--- Begin ---

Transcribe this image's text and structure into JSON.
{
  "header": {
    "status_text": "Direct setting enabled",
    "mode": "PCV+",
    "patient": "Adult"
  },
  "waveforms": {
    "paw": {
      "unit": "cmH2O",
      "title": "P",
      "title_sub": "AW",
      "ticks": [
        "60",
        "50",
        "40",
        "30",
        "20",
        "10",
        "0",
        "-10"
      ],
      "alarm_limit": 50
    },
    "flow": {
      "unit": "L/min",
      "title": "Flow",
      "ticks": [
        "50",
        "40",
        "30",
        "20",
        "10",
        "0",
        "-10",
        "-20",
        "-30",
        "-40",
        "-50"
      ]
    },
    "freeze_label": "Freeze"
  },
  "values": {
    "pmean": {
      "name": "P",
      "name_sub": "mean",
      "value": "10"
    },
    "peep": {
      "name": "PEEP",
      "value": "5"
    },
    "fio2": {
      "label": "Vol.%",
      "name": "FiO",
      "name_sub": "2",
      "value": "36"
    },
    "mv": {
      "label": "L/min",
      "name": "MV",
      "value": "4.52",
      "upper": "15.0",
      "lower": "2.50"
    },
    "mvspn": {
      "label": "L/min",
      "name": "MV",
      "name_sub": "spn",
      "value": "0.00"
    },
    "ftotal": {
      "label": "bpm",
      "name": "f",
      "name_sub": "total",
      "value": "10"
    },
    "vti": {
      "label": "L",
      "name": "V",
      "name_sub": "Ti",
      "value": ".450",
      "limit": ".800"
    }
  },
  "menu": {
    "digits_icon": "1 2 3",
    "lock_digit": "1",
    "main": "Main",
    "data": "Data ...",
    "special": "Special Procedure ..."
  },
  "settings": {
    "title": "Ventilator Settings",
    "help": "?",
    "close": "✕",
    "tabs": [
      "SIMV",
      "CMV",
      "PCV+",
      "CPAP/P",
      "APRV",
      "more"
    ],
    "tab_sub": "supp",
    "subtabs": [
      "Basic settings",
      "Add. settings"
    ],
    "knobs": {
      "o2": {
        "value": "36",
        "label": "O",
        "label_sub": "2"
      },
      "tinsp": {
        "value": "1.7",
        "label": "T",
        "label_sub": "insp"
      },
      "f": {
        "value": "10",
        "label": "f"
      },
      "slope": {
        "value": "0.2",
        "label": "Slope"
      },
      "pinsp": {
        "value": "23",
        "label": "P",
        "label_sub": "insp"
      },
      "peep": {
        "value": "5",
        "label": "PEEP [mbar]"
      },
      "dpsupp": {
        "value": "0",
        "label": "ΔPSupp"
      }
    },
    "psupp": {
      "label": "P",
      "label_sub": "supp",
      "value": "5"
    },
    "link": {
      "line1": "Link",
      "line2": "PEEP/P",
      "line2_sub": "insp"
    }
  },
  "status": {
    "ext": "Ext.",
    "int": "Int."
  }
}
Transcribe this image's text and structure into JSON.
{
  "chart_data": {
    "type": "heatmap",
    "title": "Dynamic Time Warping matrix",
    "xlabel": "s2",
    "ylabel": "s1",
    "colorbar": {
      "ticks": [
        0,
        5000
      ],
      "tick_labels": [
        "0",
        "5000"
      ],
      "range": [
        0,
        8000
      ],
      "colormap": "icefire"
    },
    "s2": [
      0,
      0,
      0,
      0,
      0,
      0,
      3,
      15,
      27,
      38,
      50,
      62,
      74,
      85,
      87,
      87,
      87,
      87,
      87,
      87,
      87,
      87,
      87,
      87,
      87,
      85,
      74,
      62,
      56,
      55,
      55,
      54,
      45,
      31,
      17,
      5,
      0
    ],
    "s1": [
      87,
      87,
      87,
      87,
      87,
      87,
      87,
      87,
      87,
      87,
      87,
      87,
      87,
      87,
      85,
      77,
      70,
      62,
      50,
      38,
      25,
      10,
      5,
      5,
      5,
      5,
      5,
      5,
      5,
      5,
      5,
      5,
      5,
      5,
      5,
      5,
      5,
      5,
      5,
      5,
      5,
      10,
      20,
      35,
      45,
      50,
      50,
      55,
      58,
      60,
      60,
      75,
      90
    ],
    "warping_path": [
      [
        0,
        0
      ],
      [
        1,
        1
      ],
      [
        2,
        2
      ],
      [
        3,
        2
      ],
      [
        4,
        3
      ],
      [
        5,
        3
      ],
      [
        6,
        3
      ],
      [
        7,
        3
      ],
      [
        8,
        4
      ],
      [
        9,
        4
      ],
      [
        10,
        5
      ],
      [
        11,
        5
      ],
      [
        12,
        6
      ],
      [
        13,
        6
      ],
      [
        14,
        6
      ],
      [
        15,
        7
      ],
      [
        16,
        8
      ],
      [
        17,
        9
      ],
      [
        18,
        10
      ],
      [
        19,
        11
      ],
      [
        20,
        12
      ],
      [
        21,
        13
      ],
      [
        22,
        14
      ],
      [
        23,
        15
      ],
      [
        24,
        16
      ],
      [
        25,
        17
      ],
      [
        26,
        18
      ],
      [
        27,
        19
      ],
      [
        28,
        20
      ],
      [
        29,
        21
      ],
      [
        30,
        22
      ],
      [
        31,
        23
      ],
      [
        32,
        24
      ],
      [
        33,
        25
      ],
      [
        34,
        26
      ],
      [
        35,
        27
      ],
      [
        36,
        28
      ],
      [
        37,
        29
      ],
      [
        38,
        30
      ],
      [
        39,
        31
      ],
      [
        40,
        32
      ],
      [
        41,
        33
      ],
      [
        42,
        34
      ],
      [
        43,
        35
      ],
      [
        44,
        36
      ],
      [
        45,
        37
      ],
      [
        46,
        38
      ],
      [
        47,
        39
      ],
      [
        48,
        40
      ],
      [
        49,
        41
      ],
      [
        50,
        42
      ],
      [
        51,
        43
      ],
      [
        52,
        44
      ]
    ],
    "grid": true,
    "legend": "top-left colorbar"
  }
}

--- End ---

- The task
Output the records above in their entirety, exactly.

- Exercise solution
Transcribe this image's text and structure into JSON.
{
  "header": {
    "status_text": "Direct setting enabled",
    "mode": "PCV+",
    "patient": "Adult"
  },
  "waveforms": {
    "paw": {
      "unit": "cmH2O",
      "title": "P",
      "title_sub": "AW",
      "ticks": [
        "60",
        "50",
        "40",
        "30",
        "20",
        "10",
        "0",
        "-10"
      ],
      "alarm_limit": 50
    },
    "flow": {
      "unit": "L/min",
      "title": "Flow",
      "ticks": [
        "50",
        "40",
        "30",
        "20",
        "10",
        "0",
        "-10",
        "-20",
        "-30",
        "-40",
        "-50"
      ]
    },
    "freeze_label": "Freeze"
  },
  "values": {
    "pmean": {
      "name": "P",
      "name_sub": "mean",
      "value": "10"
    },
    "peep": {
      "name": "PEEP",
      "value": "5"
    },
    "fio2": {
      "label": "Vol.%",
      "name": "FiO",
      "name_sub": "2",
      "value": "36"
    },
    "mv": {
      "label": "L/min",
      "name": "MV",
      "value": "4.52",
      "upper": "15.0",
      "lower": "2.50"
    },
    "mvspn": {
      "label": "L/min",
      "name": "MV",
      "name_sub": "spn",
      "value": "0.00"
    },
    "ftotal": {
      "label": "bpm",
      "name": "f",
      "name_sub": "total",
      "value": "10"
    },
    "vti": {
      "label": "L",
      "name": "V",
      "name_sub": "Ti",
      "value": ".450",
      "limit": ".800"
    }
  },
  "menu": {
    "digits_icon": "1 2 3",
    "lock_digit": "1",
    "main": "Main",
    "data": "Data ...",
    "special": "Special Procedure ..."
  },
  "settings": {
    "title": "Ventilator Settings",
    "help": "?",
    "close": "✕",
    "tabs": [
      "SIMV",
      "CMV",
      "PCV+",
      "CPAP/P",
      "APRV",
      "more"
    ],
    "tab_sub": "supp",
    "subtabs": [
      "Basic settings",
      "Add. settings"
    ],
    "knobs": {
      "o2": {
        "value": "36",
        "label": "O",
        "label_sub": "2"
      },
      "tinsp": {
        "value": "1.7",
        "label": "T",
        "label_sub": "insp"
      },
      "f": {
        "value": "10",
        "label": "f"
      },
      "slope": {
        "value": "0.2",
        "label": "Slope"
      },
      "pinsp": {
        "value": "23",
        "label": "P",
        "label_sub": "insp"
      },
      "peep": {
        "value": "5",
        "label": "PEEP [mbar]"
      },
      "dpsupp": {
        "value": "0",
        "label": "ΔPSupp"
      }
    },
    "psupp": {
      "label": "P",
      "label_sub": "supp",
      "value": "5"
    },
    "link": {
      "line1": "Link",
      "line2": "PEEP/P",
      "line2_sub": "insp"
    }
  },
  "status": {
    "ext": "Ext.",
    "int": "Int."
  }
}
Transcribe this image's text and structure into JSON.
{
  "chart_data": {
    "type": "heatmap",
    "title": "Dynamic Time Warping matrix",
    "xlabel": "s2",
    "ylabel": "s1",
    "colorbar": {
      "ticks": [
        0,
        5000
      ],
      "tick_labels": [
        "0",
        "5000"
      ],
      "range": [
        0,
        8000
      ],
      "colormap": "icefire"
    },
    "s2": [
      0,
      0,
      0,
      0,
      0,
      0,
      3,
      15,
      27,
      38,
      50,
      62,
      74,
      85,
      87,
      87,
      87,
      87,
      87,
      87,
      87,
      87,
      87,
      87,
      87,
      85,
      74,
      62,
      56,
      55,
      55,
      54,
      45,
      31,
      17,
      5,
      0
    ],
    "s1": [
      87,
      87,
      87,
      87,
      87,
      87,
      87,
      87,
      87,
      87,
      87,
      87,
      87,
      87,
      85,
      77,
      70,
      62,
      50,
      38,
      25,
      10,
      5,
      5,
      5,
      5,
      5,
      5,
      5,
      5,
      5,
      5,
      5,
      5,
      5,
      5,
      5,
      5,
      5,
      5,
      5,
      10,
      20,
      35,
      45,
      50,
      50,
      55,
      58,
      60,
      60,
      75,
      90
    ],
    "warping_path": [
      [
        0,
        0
      ],
      [
        1,
        1
      ],
      [
        2,
        2
      ],
      [
        3,
        2
      ],
      [
        4,
        3
      ],
      [
        5,
        3
      ],
      [
        6,
        3
      ],
      [
        7,
        3
      ],
      [
        8,
        4
      ],
      [
        9,
        4
      ],
      [
        10,
        5
      ],
      [
        11,
        5
      ],
      [
        12,
        6
      ],
      [
        13,
        6
      ],
      [
        14,
        6
      ],
      [
        15,
        7
      ],
      [
        16,
        8
      ],
      [
        17,
        9
      ],
      [
        18,
        10
      ],
      [
        19,
        11
      ],
      [
        20,
        12
      ],
      [
        21,
        13
      ],
      [
        22,
        14
      ],
      [
        23,
        15
      ],
      [
        24,
        16
      ],
      [
        25,
        17
      ],
      [
        26,
        18
      ],
      [
        27,
        19
      ],
      [
        28,
        20
      ],
      [
        29,
        21
      ],
      [
        30,
        22
      ],
      [
        31,
        23
      ],
      [
        32,
        24
      ],
      [
        33,
        25
      ],
      [
        34,
        26
      ],
      [
        35,
        27
      ],
      [
        36,
        28
      ],
      [
        37,
        29
      ],
      [
        38,
        30
      ],
      [
        39,
        31
      ],
      [
        40,
        32
      ],
      [
        41,
        33
      ],
      [
        42,
        34
      ],
      [
        43,
        35
      ],
      [
        44,
        36
      ],
      [
        45,
        37
      ],
      [
        46,
        38
      ],
      [
        47,
        39
      ],
      [
        48,
        40
      ],
      [
        49,
        41
      ],
      [
        50,
        42
      ],
      [
        51,
        43
      ],
      [
        52,
        44
      ]
    ],
    "grid": true,
    "legend": "top-left colorbar"
  }
}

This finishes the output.